WHAT YOU WILL DO |
Each line of the listing that contains the word "name" is to be copied.

.....

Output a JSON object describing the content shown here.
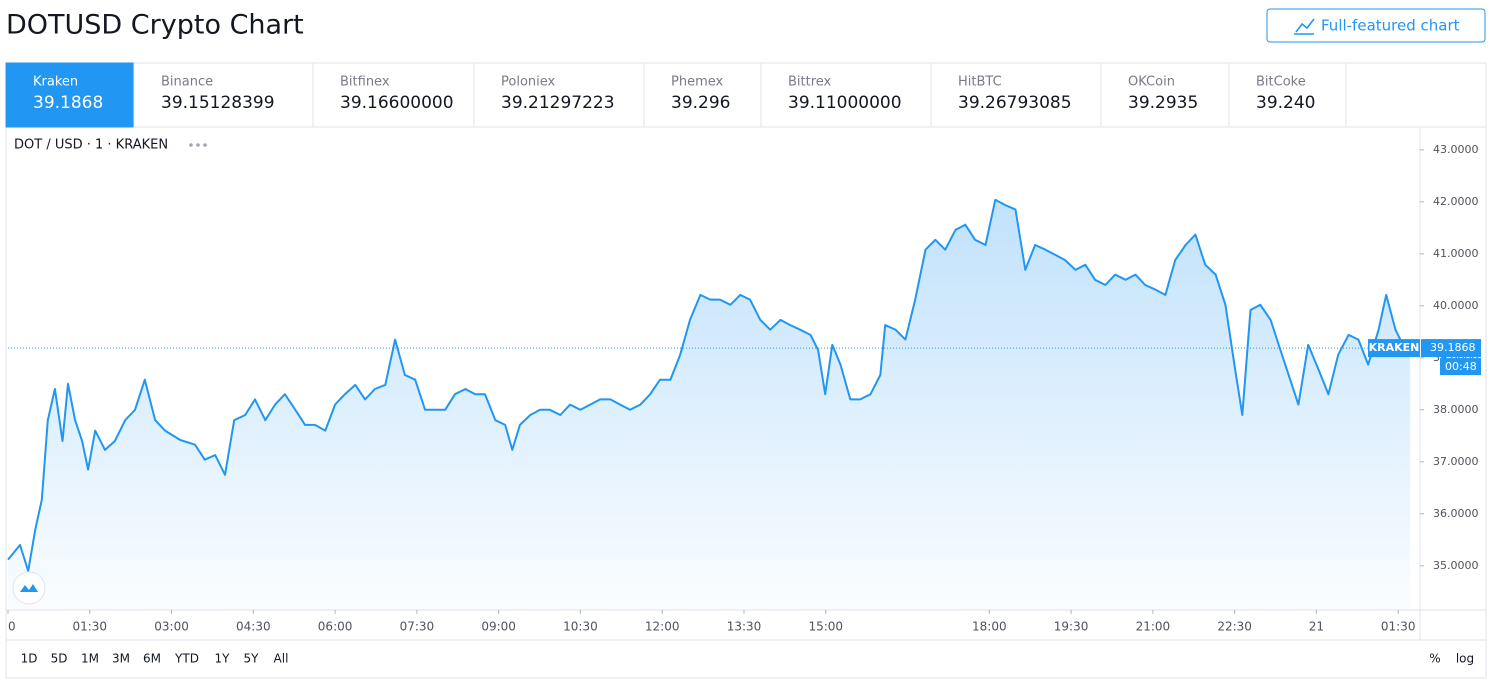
{
  "header": {
    "title": "DOTUSD Crypto Chart",
    "button": "Full-featured chart"
  },
  "exchanges": [
    {
      "name": "Kraken",
      "price": "39.1868"
    },
    {
      "name": "Binance",
      "price": "39.15128399"
    },
    {
      "name": "Bitfinex",
      "price": "39.16600000"
    },
    {
      "name": "Poloniex",
      "price": "39.21297223"
    },
    {
      "name": "Phemex",
      "price": "39.296"
    },
    {
      "name": "Bittrex",
      "price": "39.11000000"
    },
    {
      "name": "HitBTC",
      "price": "39.26793085"
    },
    {
      "name": "OKCoin",
      "price": "39.2935"
    },
    {
      "name": "BitCoke",
      "price": "39.240"
    }
  ],
  "chart_data": {
    "type": "line",
    "legend": "DOT / USD · 1 · KRAKEN",
    "color": "#2196f3",
    "x": [
      0,
      0.22,
      0.37,
      0.5,
      0.62,
      0.73,
      0.86,
      1.0,
      1.1,
      1.23,
      1.36,
      1.47,
      1.6,
      1.78,
      1.96,
      2.15,
      2.33,
      2.51,
      2.7,
      2.88,
      3.16,
      3.43,
      3.61,
      3.8,
      3.98,
      4.15,
      4.35,
      4.53,
      4.72,
      4.9,
      5.08,
      5.27,
      5.45,
      5.63,
      5.82,
      6.0,
      6.18,
      6.37,
      6.55,
      6.73,
      6.92,
      7.1,
      7.28,
      7.47,
      7.65,
      7.83,
      8.02,
      8.2,
      8.39,
      8.57,
      8.75,
      8.94,
      9.12,
      9.25,
      9.39,
      9.58,
      9.76,
      9.94,
      10.13,
      10.31,
      10.5,
      10.68,
      10.86,
      11.05,
      11.23,
      11.41,
      11.6,
      11.78,
      11.96,
      12.15,
      12.33,
      12.51,
      12.7,
      12.88,
      13.06,
      13.25,
      13.43,
      13.61,
      13.8,
      13.98,
      14.17,
      14.35,
      14.53,
      14.72,
      14.86,
      14.99,
      15.12,
      15.27,
      15.45,
      15.63,
      15.82,
      16.0,
      16.09,
      16.28,
      16.46,
      16.64,
      16.83,
      17.01,
      17.19,
      17.38,
      17.56,
      17.74,
      17.93,
      18.11,
      18.29,
      18.48,
      18.66,
      18.84,
      19.03,
      19.21,
      19.39,
      19.58,
      19.76,
      19.94,
      20.13,
      20.31,
      20.5,
      20.68,
      20.86,
      21.05,
      21.23,
      21.41,
      21.6,
      21.78,
      21.96,
      22.15,
      22.33,
      22.51,
      22.64,
      22.79,
      22.97,
      23.16,
      23.34,
      23.52,
      23.67,
      23.85,
      24.04,
      24.22,
      24.4,
      24.59,
      24.77,
      24.95,
      25.14,
      25.28,
      25.45,
      25.63,
      25.72
    ],
    "values": [
      35.12,
      35.4,
      34.9,
      35.7,
      36.27,
      37.8,
      38.4,
      37.4,
      38.5,
      37.8,
      37.4,
      36.85,
      37.6,
      37.23,
      37.4,
      37.8,
      38.0,
      38.58,
      37.8,
      37.6,
      37.42,
      37.33,
      37.04,
      37.13,
      36.75,
      37.8,
      37.9,
      38.2,
      37.8,
      38.1,
      38.3,
      38.0,
      37.71,
      37.71,
      37.6,
      38.1,
      38.3,
      38.48,
      38.2,
      38.4,
      38.48,
      39.35,
      38.67,
      38.58,
      38.0,
      38.0,
      38.0,
      38.3,
      38.4,
      38.3,
      38.3,
      37.8,
      37.71,
      37.23,
      37.71,
      37.9,
      38.0,
      38.0,
      37.9,
      38.1,
      38.0,
      38.1,
      38.2,
      38.2,
      38.1,
      38.0,
      38.1,
      38.3,
      38.58,
      38.58,
      39.06,
      39.73,
      40.21,
      40.12,
      40.12,
      40.02,
      40.21,
      40.12,
      39.73,
      39.54,
      39.73,
      39.63,
      39.54,
      39.44,
      39.15,
      38.3,
      39.25,
      38.87,
      38.2,
      38.2,
      38.3,
      38.67,
      39.63,
      39.54,
      39.35,
      40.12,
      41.08,
      41.27,
      41.08,
      41.46,
      41.56,
      41.27,
      41.17,
      42.04,
      41.94,
      41.85,
      40.69,
      41.17,
      41.08,
      40.98,
      40.88,
      40.69,
      40.79,
      40.5,
      40.4,
      40.6,
      40.5,
      40.6,
      40.4,
      40.31,
      40.21,
      40.88,
      41.17,
      41.37,
      40.79,
      40.6,
      40.02,
      38.77,
      37.9,
      39.92,
      40.02,
      39.73,
      39.15,
      38.58,
      38.1,
      39.25,
      38.77,
      38.3,
      39.06,
      39.44,
      39.35,
      38.87,
      39.54,
      40.21,
      39.54,
      39.15,
      39.1868
    ],
    "xlim": [
      0,
      25.9
    ],
    "ylim": [
      34.15,
      43.42
    ],
    "xticks": [
      0,
      {
        "value": 1.5,
        "label": "01:30"
      },
      {
        "value": 3,
        "label": "03:00"
      },
      {
        "value": 4.5,
        "label": "04:30"
      },
      {
        "value": 6,
        "label": "06:00"
      },
      {
        "value": 7.5,
        "label": "07:30"
      },
      {
        "value": 9,
        "label": "09:00"
      },
      {
        "value": 10.5,
        "label": "10:30"
      },
      {
        "value": 12,
        "label": "12:00"
      },
      {
        "value": 13.5,
        "label": "13:30"
      },
      {
        "value": 15,
        "label": "15:00"
      },
      {
        "value": 18,
        "label": "18:00"
      },
      {
        "value": 19.5,
        "label": "19:30"
      },
      {
        "value": 21,
        "label": "21:00"
      },
      {
        "value": 22.5,
        "label": "22:30"
      },
      {
        "value": 24,
        "label": "21"
      },
      {
        "value": 25.5,
        "label": "01:30"
      }
    ],
    "yticks": [
      {
        "value": 35,
        "label": "35.0000"
      },
      {
        "value": 36,
        "label": "36.0000"
      },
      {
        "value": 37,
        "label": "37.0000"
      },
      {
        "value": 38,
        "label": "38.0000"
      },
      {
        "value": 39,
        "label": "39.0000"
      },
      {
        "value": 40,
        "label": "40.0000"
      },
      {
        "value": 41,
        "label": "41.0000"
      },
      {
        "value": 42,
        "label": "42.0000"
      },
      {
        "value": 43,
        "label": "43.0000"
      }
    ],
    "grid": false,
    "last_price": {
      "exchange": "KRAKEN",
      "value": 39.1868,
      "countdown": "00:48"
    }
  },
  "range_buttons": [
    "1D",
    "5D",
    "1M",
    "3M",
    "6M",
    "YTD",
    "1Y",
    "5Y",
    "All"
  ],
  "scale_buttons": [
    "%",
    "log"
  ]
}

.....

FINISHED EXERCISE |
      "name": "Kraken",
      "name": "Binance",
      "name": "Bitfinex",
      "name": "Poloniex",
      "name": "Phemex",
      "name": "Bittrex",
      "name": "HitBTC",
      "name": "OKCoin",
      "name": "BitCoke",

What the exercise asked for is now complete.